Go through the lines below. Copy those with "Magnificent".

RECORDS PROVIDED:
========================

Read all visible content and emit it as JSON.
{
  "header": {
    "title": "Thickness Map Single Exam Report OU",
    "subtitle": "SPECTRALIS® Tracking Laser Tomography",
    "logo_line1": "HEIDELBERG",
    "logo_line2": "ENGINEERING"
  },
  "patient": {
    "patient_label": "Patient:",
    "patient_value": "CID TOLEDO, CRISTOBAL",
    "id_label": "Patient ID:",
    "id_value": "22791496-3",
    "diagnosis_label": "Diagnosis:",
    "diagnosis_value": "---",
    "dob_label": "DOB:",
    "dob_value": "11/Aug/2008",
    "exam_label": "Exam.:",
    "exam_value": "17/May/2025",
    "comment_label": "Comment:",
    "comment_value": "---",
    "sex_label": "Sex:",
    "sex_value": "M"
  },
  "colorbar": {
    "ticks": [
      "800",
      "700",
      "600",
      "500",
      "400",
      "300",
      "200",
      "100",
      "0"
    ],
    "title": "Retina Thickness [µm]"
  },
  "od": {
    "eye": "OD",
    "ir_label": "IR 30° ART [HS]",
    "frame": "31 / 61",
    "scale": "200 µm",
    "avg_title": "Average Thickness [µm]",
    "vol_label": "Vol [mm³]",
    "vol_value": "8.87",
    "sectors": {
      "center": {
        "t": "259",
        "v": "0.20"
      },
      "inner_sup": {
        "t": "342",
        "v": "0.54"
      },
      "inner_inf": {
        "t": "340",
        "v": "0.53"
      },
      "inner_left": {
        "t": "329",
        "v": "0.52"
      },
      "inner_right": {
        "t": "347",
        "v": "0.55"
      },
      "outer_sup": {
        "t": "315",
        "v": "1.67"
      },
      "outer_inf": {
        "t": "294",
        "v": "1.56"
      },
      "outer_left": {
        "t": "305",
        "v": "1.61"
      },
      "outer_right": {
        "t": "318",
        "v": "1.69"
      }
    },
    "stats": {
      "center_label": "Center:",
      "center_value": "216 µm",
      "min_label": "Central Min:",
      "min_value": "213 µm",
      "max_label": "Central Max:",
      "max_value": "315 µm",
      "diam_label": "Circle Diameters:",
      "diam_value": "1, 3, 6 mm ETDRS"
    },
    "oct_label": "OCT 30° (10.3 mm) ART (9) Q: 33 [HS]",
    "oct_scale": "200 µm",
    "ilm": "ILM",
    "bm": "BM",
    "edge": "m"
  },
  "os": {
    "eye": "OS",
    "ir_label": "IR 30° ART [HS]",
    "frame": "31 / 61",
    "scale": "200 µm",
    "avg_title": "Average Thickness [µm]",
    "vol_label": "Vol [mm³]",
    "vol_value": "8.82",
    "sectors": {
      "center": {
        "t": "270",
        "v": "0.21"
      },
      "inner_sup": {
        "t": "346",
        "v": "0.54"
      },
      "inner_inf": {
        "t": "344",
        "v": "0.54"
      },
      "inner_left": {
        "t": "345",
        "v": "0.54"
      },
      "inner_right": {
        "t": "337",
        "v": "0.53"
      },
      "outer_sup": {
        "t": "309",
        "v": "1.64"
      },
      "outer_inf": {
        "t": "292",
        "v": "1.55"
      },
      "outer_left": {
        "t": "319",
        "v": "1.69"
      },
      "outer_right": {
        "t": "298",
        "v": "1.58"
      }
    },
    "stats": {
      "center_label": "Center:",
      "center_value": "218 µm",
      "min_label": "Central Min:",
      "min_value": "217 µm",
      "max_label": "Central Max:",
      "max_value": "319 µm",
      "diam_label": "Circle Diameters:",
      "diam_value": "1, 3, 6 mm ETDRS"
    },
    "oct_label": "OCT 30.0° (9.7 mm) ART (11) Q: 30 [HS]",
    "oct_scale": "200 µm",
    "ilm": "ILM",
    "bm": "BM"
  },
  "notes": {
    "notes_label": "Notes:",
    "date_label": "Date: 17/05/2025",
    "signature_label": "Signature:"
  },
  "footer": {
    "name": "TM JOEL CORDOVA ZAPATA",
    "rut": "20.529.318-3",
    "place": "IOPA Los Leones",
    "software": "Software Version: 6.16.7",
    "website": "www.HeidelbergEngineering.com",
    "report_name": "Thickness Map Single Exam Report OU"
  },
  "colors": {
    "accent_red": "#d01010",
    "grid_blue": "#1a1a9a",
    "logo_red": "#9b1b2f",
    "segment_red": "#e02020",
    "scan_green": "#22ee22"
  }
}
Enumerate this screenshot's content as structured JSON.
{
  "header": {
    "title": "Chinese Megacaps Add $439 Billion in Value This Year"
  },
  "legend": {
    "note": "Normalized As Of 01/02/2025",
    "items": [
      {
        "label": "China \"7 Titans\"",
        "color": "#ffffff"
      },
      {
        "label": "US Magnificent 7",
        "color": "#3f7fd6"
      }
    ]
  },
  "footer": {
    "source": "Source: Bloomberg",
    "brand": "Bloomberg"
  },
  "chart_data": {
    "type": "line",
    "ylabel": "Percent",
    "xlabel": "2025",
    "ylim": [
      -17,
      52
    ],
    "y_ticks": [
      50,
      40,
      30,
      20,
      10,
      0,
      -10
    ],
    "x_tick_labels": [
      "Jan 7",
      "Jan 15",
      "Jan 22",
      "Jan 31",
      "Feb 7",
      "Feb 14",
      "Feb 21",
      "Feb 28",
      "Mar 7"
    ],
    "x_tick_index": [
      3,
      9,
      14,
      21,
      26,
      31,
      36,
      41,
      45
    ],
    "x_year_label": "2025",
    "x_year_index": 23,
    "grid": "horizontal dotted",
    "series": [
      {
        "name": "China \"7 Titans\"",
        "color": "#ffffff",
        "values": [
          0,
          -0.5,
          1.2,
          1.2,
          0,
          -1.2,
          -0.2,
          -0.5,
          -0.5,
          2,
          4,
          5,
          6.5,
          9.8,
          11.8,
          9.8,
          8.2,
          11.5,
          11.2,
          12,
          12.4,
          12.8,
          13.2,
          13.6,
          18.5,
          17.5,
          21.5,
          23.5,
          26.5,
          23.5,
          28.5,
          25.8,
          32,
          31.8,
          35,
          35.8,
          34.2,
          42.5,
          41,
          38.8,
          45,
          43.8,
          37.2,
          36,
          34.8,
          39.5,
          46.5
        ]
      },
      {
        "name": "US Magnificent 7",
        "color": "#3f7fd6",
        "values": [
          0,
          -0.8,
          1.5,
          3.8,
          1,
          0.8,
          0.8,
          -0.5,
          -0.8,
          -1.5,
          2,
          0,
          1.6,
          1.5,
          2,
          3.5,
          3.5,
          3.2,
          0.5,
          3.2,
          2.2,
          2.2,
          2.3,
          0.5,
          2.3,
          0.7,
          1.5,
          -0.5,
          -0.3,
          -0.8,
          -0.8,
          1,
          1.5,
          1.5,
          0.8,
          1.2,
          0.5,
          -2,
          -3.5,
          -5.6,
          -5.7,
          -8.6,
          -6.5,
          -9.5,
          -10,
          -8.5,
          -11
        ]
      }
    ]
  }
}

========================

OUTPUT OF THE TASK:
        "label": "US Magnificent 7",
        "name": "US Magnificent 7",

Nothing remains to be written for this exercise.